======== EXERCISE INPUTS

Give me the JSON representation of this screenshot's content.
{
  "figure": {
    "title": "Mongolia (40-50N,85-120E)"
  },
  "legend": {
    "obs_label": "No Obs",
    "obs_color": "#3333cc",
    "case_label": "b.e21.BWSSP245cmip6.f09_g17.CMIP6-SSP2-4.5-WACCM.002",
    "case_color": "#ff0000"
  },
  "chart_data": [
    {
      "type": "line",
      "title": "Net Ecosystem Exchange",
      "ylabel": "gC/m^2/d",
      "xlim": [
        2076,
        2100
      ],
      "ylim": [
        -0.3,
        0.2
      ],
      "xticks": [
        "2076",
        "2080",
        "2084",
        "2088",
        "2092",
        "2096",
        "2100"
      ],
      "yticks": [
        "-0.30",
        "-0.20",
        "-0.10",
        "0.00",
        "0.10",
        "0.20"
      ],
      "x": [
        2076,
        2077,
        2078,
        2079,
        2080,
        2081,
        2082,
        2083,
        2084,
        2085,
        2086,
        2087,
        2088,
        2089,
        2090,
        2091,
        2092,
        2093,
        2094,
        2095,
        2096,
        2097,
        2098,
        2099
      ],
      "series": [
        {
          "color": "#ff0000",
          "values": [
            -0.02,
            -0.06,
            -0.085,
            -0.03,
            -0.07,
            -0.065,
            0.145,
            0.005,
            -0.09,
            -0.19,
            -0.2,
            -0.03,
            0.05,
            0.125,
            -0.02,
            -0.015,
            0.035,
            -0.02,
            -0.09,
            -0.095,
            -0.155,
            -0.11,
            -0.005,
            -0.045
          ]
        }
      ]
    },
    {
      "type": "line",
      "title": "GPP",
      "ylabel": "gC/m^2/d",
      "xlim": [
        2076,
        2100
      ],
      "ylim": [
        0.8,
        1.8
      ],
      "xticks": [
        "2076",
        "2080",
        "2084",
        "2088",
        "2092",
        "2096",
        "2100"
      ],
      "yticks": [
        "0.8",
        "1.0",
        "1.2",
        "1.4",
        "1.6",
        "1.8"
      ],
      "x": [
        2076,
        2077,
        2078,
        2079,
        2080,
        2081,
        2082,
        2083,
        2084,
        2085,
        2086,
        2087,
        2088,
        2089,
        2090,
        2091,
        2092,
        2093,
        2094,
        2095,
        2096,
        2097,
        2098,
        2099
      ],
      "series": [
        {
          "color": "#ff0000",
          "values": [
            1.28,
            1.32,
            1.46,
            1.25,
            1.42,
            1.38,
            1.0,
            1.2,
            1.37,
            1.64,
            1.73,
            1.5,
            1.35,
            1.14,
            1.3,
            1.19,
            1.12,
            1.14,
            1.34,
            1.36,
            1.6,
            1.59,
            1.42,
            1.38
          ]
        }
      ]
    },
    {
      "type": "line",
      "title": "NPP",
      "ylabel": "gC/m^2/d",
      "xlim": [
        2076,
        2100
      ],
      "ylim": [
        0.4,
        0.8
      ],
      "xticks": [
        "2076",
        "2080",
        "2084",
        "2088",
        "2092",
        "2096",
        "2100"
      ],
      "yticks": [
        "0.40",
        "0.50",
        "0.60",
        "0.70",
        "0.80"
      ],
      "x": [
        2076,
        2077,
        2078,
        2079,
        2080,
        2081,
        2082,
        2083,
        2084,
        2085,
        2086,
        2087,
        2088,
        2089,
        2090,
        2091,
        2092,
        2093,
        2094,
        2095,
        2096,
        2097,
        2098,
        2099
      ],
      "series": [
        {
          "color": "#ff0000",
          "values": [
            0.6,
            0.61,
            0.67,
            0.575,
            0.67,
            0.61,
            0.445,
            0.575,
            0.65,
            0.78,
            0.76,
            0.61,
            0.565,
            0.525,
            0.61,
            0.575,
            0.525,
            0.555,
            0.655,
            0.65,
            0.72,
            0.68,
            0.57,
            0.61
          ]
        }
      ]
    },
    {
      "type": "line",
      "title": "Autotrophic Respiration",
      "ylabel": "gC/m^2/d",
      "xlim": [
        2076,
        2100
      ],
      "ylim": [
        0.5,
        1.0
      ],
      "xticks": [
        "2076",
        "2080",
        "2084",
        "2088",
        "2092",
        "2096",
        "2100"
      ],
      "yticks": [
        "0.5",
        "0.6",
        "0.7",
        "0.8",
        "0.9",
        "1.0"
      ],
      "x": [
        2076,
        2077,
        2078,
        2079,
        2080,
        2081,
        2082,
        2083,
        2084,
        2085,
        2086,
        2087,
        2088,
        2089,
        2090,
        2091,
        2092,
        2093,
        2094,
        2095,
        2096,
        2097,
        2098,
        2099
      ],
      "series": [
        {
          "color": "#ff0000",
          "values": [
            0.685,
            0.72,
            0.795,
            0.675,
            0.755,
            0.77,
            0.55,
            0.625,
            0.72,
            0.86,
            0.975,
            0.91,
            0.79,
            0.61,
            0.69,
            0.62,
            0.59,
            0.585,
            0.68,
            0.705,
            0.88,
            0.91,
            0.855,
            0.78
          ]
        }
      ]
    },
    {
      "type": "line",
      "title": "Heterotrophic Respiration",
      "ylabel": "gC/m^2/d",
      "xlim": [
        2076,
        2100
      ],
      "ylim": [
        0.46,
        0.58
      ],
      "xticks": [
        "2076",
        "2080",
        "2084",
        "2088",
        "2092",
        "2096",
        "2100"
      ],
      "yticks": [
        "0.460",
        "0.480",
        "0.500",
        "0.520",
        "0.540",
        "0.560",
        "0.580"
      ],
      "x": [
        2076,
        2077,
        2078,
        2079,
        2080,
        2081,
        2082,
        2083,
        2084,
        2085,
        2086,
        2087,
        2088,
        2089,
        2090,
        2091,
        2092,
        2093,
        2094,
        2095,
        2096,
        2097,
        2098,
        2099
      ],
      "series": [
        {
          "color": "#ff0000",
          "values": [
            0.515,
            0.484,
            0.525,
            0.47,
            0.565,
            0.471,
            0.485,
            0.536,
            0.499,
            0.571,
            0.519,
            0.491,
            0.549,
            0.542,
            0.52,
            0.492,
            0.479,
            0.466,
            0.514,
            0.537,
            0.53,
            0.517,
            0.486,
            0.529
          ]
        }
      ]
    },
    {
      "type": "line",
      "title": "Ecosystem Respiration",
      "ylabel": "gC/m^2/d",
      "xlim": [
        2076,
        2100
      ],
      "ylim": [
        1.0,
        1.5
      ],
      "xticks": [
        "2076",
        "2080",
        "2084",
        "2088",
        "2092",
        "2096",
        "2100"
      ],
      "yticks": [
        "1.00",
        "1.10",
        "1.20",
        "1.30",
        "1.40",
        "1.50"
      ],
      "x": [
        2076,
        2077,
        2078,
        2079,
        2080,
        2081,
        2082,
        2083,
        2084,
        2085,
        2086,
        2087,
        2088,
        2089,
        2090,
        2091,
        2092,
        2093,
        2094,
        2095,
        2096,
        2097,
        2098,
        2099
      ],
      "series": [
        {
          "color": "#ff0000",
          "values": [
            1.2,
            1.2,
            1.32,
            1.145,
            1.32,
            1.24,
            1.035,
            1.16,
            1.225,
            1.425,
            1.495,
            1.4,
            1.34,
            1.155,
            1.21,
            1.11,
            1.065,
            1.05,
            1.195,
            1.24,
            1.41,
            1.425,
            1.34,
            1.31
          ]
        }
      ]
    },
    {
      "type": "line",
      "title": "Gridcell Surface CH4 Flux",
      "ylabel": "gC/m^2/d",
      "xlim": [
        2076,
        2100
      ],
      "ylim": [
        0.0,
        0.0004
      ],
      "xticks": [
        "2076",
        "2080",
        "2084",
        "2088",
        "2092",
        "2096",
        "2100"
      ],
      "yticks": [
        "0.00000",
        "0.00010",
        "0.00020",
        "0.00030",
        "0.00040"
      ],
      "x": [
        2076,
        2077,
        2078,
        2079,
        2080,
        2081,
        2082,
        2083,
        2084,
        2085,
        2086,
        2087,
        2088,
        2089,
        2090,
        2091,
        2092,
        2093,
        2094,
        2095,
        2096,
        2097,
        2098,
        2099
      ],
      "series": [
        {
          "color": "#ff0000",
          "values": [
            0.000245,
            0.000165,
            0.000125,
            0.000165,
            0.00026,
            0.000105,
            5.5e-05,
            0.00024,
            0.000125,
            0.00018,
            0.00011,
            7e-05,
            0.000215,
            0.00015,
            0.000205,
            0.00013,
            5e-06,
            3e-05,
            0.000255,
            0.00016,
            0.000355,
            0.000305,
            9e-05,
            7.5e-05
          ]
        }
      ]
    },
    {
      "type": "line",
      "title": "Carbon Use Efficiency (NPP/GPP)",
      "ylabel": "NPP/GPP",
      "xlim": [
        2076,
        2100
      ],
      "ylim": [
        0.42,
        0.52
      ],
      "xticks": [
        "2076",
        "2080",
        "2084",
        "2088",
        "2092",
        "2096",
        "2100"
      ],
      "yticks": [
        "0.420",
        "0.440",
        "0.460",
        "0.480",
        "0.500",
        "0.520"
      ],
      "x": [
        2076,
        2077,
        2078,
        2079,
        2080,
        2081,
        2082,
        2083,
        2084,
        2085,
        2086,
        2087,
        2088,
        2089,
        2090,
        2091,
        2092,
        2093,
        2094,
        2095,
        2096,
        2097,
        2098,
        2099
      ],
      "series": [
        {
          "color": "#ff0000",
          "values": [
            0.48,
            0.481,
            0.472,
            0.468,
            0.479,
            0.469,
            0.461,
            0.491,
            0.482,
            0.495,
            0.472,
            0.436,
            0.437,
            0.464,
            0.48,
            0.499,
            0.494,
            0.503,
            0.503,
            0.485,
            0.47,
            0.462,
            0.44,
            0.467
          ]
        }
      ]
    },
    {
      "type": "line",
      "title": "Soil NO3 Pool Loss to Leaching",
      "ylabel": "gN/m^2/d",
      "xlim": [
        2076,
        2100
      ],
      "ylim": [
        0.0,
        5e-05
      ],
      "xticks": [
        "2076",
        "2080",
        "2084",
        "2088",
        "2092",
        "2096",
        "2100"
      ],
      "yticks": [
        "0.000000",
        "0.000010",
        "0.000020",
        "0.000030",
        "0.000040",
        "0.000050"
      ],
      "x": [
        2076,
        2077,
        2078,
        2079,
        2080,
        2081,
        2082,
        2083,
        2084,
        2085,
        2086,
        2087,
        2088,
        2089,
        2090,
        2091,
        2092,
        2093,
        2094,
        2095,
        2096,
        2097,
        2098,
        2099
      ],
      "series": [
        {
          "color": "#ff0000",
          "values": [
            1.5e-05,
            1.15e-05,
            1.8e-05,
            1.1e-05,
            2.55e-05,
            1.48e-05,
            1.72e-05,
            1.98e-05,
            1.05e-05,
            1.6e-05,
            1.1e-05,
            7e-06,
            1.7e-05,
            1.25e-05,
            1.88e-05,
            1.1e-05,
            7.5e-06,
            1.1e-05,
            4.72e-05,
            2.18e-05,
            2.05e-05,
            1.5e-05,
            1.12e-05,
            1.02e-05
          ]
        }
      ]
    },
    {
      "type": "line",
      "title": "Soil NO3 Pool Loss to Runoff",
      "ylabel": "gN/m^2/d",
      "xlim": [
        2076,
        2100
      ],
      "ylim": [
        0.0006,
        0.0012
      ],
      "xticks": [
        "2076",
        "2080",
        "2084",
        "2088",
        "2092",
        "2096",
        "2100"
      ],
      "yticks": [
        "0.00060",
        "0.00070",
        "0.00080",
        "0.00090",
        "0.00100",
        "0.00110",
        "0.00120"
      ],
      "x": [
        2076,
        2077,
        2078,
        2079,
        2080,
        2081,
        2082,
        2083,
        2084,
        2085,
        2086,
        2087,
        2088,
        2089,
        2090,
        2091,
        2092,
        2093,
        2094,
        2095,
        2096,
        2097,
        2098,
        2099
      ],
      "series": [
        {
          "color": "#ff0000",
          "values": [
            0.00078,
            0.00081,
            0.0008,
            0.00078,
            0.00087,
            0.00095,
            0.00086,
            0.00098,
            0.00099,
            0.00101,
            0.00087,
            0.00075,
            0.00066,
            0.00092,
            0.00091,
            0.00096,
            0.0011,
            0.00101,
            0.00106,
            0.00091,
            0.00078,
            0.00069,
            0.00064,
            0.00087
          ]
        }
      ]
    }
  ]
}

================

STATED TASK: Whichever lines contain the string "Soil", select and copy them.

RESULT:
      "title": "Soil NO3 Pool Loss to Leaching",
      "title": "Soil NO3 Pool Loss to Runoff",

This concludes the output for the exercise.